> _Work to be completed_
Provide a single number: the count of lines containing the string "Autorité".

───── Input for this task

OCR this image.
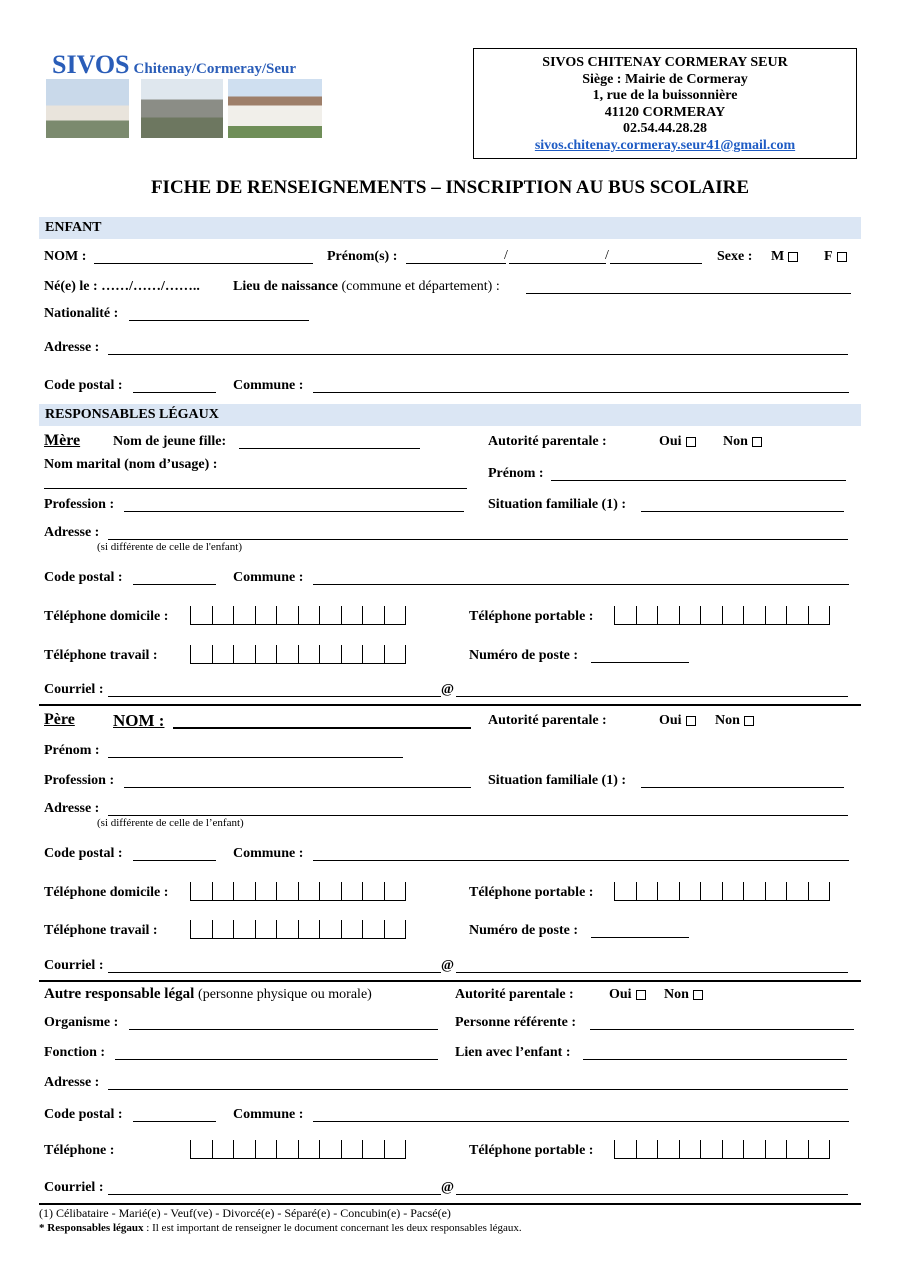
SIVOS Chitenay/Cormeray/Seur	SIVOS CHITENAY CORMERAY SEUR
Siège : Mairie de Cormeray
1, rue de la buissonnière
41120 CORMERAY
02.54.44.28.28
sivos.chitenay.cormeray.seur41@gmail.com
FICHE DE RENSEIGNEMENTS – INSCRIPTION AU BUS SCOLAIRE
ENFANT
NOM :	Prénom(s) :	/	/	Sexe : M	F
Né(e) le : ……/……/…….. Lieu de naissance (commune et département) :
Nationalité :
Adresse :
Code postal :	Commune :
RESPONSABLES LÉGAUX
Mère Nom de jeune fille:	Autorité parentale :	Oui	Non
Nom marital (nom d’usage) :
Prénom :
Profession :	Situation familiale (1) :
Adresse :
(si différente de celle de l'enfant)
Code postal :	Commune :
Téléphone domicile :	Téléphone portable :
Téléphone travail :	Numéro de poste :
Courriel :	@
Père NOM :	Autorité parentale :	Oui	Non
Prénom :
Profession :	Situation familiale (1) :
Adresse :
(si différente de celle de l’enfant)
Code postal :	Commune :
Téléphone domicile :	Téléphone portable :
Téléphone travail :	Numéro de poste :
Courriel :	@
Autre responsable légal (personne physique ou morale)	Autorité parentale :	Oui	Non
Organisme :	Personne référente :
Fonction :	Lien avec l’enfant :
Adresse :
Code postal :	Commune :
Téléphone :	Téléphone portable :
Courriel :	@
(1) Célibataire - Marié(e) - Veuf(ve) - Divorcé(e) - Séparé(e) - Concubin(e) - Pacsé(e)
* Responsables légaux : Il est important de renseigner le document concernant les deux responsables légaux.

──────────

> _Task response_
3